=== Fragmento del documento ===
%%
Para algunos, los que ya han regresado o están a punto de
hacerlo de su lugar de vacaciones, agosto se ha llevado ese sensación de estar
en un limbo balsámico en el que curan o al menos se atenúa el dolor de las
heridas del día a día, las preocupaciones y los miedos que atenazan incluso a
los que tienen un puesto trabajo.
Con ser dura ese regreso, nada tiene que ver con lo que está
viviendo quien no tiene trabajo y está agotando las prestaciones que le
corresponden, porque para eso se financian con su salario y el de quienes tiene
la fortuna de ejercer su derecho al trabajo. Gente que ha pasado el mes
paseando su ciudad como un autómata, convertida en parte del paisaje de parques
y plazas o encerrada en su casa, contando los días que quedan para cobrar
"el paro" y hacer frente con esa paga a los recibos que, a pesar de
las privaciones y de los recortes en gastos, se empeñan en devorar toda o casi
toda la paga.
%%
=== Material proporcionado ===
%%
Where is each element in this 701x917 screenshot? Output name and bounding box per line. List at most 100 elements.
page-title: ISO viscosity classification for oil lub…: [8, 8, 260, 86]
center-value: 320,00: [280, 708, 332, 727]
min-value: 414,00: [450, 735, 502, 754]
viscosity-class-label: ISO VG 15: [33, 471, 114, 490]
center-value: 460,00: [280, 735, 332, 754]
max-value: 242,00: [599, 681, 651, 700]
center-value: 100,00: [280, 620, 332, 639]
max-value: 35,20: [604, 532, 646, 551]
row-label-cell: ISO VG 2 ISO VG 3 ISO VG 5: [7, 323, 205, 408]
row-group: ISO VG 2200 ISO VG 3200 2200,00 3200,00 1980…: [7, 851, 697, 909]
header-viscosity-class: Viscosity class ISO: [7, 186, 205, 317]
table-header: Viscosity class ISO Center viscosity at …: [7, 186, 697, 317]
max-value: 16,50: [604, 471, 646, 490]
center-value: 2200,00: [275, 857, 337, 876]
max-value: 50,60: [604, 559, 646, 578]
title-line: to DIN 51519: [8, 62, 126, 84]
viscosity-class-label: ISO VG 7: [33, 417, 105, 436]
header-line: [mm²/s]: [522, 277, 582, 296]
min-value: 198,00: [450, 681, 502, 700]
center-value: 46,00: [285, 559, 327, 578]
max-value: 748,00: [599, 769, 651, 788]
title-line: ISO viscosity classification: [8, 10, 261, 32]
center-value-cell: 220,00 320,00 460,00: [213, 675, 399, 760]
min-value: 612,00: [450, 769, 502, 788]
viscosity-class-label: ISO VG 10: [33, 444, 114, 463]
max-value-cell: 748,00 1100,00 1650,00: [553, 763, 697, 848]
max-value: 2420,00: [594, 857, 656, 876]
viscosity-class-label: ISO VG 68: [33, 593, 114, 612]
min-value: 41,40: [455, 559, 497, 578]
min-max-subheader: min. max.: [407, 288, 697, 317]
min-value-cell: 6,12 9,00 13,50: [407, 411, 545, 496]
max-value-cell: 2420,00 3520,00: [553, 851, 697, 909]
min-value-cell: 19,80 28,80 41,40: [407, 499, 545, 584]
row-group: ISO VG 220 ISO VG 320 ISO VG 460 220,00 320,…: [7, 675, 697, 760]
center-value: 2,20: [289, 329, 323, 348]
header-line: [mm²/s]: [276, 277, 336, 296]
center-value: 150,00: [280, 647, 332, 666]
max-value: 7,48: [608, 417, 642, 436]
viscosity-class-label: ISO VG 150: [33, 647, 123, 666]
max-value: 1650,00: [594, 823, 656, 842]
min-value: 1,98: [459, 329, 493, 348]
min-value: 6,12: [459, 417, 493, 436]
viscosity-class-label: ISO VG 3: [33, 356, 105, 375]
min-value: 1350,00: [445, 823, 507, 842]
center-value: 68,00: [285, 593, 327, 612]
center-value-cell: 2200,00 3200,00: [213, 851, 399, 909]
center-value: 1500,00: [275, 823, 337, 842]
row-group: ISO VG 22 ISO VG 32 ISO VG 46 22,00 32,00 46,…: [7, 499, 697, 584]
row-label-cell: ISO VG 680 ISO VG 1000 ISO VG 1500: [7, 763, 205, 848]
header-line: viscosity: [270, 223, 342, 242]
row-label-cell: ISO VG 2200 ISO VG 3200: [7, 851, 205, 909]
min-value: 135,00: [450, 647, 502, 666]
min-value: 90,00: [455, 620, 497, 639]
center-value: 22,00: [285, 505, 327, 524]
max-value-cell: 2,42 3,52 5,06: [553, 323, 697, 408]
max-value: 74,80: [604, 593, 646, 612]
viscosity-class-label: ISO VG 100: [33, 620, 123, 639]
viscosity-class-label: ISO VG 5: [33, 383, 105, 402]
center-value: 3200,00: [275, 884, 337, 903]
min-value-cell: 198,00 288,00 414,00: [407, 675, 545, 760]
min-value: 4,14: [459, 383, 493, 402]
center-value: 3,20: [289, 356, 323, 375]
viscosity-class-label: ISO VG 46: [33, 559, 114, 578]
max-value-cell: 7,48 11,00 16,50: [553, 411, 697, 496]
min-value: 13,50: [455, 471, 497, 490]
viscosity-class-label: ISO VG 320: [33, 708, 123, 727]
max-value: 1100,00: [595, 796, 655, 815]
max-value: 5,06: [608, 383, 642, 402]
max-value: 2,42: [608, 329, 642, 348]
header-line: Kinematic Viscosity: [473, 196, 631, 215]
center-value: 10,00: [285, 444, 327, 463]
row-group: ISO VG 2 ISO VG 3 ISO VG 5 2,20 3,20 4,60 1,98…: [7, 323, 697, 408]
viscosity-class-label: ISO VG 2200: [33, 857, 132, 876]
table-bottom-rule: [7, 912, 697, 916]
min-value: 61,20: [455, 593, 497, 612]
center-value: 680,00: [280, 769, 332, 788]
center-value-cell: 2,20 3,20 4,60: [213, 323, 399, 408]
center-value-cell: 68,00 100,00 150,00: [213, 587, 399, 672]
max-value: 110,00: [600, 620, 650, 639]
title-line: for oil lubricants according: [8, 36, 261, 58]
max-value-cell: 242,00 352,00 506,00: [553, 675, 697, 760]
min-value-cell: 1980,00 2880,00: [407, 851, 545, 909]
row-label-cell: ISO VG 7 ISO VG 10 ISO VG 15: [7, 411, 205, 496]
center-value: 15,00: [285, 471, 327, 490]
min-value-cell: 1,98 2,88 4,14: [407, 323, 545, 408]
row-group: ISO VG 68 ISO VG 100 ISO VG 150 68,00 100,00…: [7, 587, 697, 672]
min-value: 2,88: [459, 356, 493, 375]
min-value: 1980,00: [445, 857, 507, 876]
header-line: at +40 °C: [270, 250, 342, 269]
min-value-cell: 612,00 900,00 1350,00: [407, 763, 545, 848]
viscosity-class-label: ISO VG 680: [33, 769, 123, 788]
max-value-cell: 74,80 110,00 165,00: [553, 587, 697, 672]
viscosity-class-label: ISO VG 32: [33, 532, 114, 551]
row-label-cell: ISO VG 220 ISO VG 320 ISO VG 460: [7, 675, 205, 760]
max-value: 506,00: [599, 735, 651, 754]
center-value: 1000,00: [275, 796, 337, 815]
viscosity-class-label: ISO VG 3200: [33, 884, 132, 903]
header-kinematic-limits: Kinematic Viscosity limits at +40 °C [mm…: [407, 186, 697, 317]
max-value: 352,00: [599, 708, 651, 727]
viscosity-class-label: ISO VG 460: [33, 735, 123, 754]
%%
=== Tareas por resolver ===
(a) Traduce al inglés esta oración del texto sobre la vuelta de vacaciones: «Gente que ha pasado el mes paseando su ciudad como un autómata, convertida en parte del paisaje de parques y plazas o encerrada en su casa, contando los días que quedan para cobrar "el paro" y hacer frente con esa paga a los recibos que, a pesar de las privaciones y de los recortes en gastos, se empeñan en devorar toda o casi toda la paga.»
(b) Reproduce la parte del texto sobre la vuelta de vacaciones que empieza en las palabras "Con ser dura" y termina después de "toda la paga.".
(c) Escribe la parte que sigue al texto sobre la vuelta de vacaciones, a partir de donde termina.
Este material no guarda ninguna relación con el texto sobre la vuelta de vacaciones.

=== Respuestas por tarea ===
(a) People who have spent the month wandering their city like an automaton, turned into part of the scenery of parks and squares or shut away at home, counting the days left until they collect their unemployment benefit and use that payment to face the bills that, despite the hardships and the spending cuts, insist on devouring all or nearly all of it.

(b)
Con ser dura ese regreso, nada tiene que ver con lo que está
viviendo quien no tiene trabajo y está agotando las prestaciones que le
corresponden, porque para eso se financian con su salario y el de quienes tiene
la fortuna de ejercer su derecho al trabajo. Gente que ha pasado el mes
paseando su ciudad como un autómata, convertida en parte del paisaje de parques
y plazas o encerrada en su casa, contando los días que quedan para cobrar
"el paro" y hacer frente con esa paga a los recibos que, a pesar de
las privaciones y de los recortes en gastos, se empeñan en devorar toda o casi
toda la paga.

(c)
Peor lo tienen quienes tienen que conformarse con ese
susidios de 400 eraros, eso sí, después de superar la "pista
americana" de las condiciones, algunas verdaderamente crueles, impuestas
por el Gobierno. Para ellos, si tienen niños, comienza el calvario de mendigar,
porque no es otra cosa, a la familia y a los amigos ese puñado de euros que les
permita llevarlos al colegio con una cierta, quizá mínima, dignidad.
Pero qué es lo que pierden quienes, además de toso lo
anterior, se encuentran en un país que no es el suyo, pero a cuya riqueza
pasada contribuyeron, y en peores condiciones, con su trabajo de sol a sol, con
sus impuestos con sus cotizaciones a la Seguridad Social, que también pagaban,
pero que lo han perdido todo: el trabajo, la casa, el médico, el colegio al que
sus niños no pueden llevar ni siquiera el "taper".
Y qué han perdido los que acaban de cruzar el mar en una
peligrosa travesía a la búsqueda de un mundo mejor que el que dejan atrás hecho
de miedo, hambre y miseria. Ellos, aún no lo saben, deben ir perdiendo la
esperanza de emprender una vida mejor en éste.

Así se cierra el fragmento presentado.